[Collected data entries]
-.-.-

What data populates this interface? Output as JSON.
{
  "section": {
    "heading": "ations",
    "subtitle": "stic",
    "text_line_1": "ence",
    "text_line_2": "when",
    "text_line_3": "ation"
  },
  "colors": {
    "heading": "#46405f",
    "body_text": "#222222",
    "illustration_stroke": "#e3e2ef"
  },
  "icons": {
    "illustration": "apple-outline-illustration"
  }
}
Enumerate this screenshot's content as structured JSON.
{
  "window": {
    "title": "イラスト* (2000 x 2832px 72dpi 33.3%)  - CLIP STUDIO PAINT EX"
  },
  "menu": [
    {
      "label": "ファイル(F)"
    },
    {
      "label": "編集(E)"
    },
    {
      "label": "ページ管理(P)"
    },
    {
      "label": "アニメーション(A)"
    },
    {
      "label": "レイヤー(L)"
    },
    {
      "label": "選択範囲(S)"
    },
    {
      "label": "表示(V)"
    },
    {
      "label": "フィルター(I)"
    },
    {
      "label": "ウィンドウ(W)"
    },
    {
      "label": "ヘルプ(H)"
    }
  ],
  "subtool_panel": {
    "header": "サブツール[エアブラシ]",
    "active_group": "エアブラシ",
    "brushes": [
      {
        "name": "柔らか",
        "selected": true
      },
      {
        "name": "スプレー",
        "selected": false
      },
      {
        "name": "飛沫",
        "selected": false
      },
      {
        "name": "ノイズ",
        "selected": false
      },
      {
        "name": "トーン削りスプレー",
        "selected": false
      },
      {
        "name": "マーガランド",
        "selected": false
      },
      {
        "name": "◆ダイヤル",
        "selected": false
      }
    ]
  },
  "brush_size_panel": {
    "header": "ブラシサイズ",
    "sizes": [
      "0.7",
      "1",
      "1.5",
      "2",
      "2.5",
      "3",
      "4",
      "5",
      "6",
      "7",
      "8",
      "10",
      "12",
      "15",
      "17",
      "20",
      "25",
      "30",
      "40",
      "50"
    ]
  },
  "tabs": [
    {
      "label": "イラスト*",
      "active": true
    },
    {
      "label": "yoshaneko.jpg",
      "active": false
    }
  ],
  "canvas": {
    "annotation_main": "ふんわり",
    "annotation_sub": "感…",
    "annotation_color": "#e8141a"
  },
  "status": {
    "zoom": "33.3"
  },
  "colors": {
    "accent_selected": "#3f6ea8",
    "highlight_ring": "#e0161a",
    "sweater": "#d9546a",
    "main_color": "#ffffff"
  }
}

-.-.-

■ **SET TASK**
In the material above, tally every line with the string "name" in it, then give that number alone.

■ **EXERCISE SOLUTION**
7